• **WHAT TO PRODUCE**
Can you write out all of the material below, word for word?

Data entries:
■ ■ ■ ■ ■ ■ ■

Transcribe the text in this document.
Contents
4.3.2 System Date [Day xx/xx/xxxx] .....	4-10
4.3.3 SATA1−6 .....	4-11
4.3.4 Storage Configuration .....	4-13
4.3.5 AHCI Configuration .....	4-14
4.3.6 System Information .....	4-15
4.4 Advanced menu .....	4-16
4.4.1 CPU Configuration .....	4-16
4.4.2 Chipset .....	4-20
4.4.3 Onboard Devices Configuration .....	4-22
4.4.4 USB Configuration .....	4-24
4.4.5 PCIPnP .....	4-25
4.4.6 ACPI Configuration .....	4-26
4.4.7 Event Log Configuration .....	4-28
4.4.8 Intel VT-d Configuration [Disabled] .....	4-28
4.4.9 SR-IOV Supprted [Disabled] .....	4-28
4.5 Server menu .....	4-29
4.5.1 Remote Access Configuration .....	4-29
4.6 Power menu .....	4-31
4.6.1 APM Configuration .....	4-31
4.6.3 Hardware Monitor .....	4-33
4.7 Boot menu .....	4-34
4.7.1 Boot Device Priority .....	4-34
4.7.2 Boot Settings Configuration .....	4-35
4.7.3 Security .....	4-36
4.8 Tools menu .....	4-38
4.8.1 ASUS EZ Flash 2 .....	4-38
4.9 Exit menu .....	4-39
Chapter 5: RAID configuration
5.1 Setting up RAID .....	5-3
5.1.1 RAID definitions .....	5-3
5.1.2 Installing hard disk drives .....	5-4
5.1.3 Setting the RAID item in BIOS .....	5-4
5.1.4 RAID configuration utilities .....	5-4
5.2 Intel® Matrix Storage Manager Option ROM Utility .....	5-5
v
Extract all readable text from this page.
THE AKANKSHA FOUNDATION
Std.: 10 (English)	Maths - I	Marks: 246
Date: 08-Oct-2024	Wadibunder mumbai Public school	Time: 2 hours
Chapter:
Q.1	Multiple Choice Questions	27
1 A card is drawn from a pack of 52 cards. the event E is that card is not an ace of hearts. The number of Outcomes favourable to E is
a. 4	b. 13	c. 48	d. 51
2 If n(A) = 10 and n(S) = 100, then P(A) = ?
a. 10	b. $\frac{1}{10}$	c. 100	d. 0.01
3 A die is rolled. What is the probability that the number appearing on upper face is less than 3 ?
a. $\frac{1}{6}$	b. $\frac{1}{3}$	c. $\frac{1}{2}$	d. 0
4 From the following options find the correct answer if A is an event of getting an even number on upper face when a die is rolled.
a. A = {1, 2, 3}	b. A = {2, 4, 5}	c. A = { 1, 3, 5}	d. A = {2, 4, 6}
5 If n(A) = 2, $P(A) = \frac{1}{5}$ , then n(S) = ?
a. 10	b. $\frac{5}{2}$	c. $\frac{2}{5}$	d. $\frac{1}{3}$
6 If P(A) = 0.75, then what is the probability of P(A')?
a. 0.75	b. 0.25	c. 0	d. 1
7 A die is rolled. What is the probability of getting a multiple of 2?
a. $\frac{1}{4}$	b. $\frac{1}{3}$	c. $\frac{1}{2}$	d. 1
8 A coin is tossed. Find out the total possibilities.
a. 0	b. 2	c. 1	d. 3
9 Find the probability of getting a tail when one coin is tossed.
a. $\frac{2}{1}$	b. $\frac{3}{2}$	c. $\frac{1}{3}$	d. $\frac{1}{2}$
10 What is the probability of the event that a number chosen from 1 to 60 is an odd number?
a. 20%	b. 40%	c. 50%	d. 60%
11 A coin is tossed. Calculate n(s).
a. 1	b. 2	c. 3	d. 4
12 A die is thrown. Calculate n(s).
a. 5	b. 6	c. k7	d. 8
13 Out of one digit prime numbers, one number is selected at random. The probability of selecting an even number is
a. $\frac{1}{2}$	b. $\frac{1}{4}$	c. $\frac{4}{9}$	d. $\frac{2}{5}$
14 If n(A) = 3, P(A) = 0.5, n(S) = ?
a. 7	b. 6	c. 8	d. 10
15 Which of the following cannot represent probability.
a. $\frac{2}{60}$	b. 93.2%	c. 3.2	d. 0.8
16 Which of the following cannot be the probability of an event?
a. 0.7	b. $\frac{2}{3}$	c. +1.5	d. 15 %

■ ■ ■ ■ ■ ■ ■

• **REPLY TO THE EXERCISE**
Transcribe the text in this document.
Contents
4.3.2 System Date [Day xx/xx/xxxx] .....	4-10
4.3.3 SATA1−6 .....	4-11
4.3.4 Storage Configuration .....	4-13
4.3.5 AHCI Configuration .....	4-14
4.3.6 System Information .....	4-15
4.4 Advanced menu .....	4-16
4.4.1 CPU Configuration .....	4-16
4.4.2 Chipset .....	4-20
4.4.3 Onboard Devices Configuration .....	4-22
4.4.4 USB Configuration .....	4-24
4.4.5 PCIPnP .....	4-25
4.4.6 ACPI Configuration .....	4-26
4.4.7 Event Log Configuration .....	4-28
4.4.8 Intel VT-d Configuration [Disabled] .....	4-28
4.4.9 SR-IOV Supprted [Disabled] .....	4-28
4.5 Server menu .....	4-29
4.5.1 Remote Access Configuration .....	4-29
4.6 Power menu .....	4-31
4.6.1 APM Configuration .....	4-31
4.6.3 Hardware Monitor .....	4-33
4.7 Boot menu .....	4-34
4.7.1 Boot Device Priority .....	4-34
4.7.2 Boot Settings Configuration .....	4-35
4.7.3 Security .....	4-36
4.8 Tools menu .....	4-38
4.8.1 ASUS EZ Flash 2 .....	4-38
4.9 Exit menu .....	4-39
Chapter 5: RAID configuration
5.1 Setting up RAID .....	5-3
5.1.1 RAID definitions .....	5-3
5.1.2 Installing hard disk drives .....	5-4
5.1.3 Setting the RAID item in BIOS .....	5-4
5.1.4 RAID configuration utilities .....	5-4
5.2 Intel® Matrix Storage Manager Option ROM Utility .....	5-5
v
Extract all readable text from this page.
THE AKANKSHA FOUNDATION
Std.: 10 (English)	Maths - I	Marks: 246
Date: 08-Oct-2024	Wadibunder mumbai Public school	Time: 2 hours
Chapter:
Q.1	Multiple Choice Questions	27
1 A card is drawn from a pack of 52 cards. the event E is that card is not an ace of hearts. The number of Outcomes favourable to E is
a. 4	b. 13	c. 48	d. 51
2 If n(A) = 10 and n(S) = 100, then P(A) = ?
a. 10	b. $\frac{1}{10}$	c. 100	d. 0.01
3 A die is rolled. What is the probability that the number appearing on upper face is less than 3 ?
a. $\frac{1}{6}$	b. $\frac{1}{3}$	c. $\frac{1}{2}$	d. 0
4 From the following options find the correct answer if A is an event of getting an even number on upper face when a die is rolled.
a. A = {1, 2, 3}	b. A = {2, 4, 5}	c. A = { 1, 3, 5}	d. A = {2, 4, 6}
5 If n(A) = 2, $P(A) = \frac{1}{5}$ , then n(S) = ?
a. 10	b. $\frac{5}{2}$	c. $\frac{2}{5}$	d. $\frac{1}{3}$
6 If P(A) = 0.75, then what is the probability of P(A')?
a. 0.75	b. 0.25	c. 0	d. 1
7 A die is rolled. What is the probability of getting a multiple of 2?
a. $\frac{1}{4}$	b. $\frac{1}{3}$	c. $\frac{1}{2}$	d. 1
8 A coin is tossed. Find out the total possibilities.
a. 0	b. 2	c. 1	d. 3
9 Find the probability of getting a tail when one coin is tossed.
a. $\frac{2}{1}$	b. $\frac{3}{2}$	c. $\frac{1}{3}$	d. $\frac{1}{2}$
10 What is the probability of the event that a number chosen from 1 to 60 is an odd number?
a. 20%	b. 40%	c. 50%	d. 60%
11 A coin is tossed. Calculate n(s).
a. 1	b. 2	c. 3	d. 4
12 A die is thrown. Calculate n(s).
a. 5	b. 6	c. k7	d. 8
13 Out of one digit prime numbers, one number is selected at random. The probability of selecting an even number is
a. $\frac{1}{2}$	b. $\frac{1}{4}$	c. $\frac{4}{9}$	d. $\frac{2}{5}$
14 If n(A) = 3, P(A) = 0.5, n(S) = ?
a. 7	b. 6	c. 8	d. 10
15 Which of the following cannot represent probability.
a. $\frac{2}{60}$	b. 93.2%	c. 3.2	d. 0.8
16 Which of the following cannot be the probability of an event?
a. 0.7	b. $\frac{2}{3}$	c. +1.5	d. 15 %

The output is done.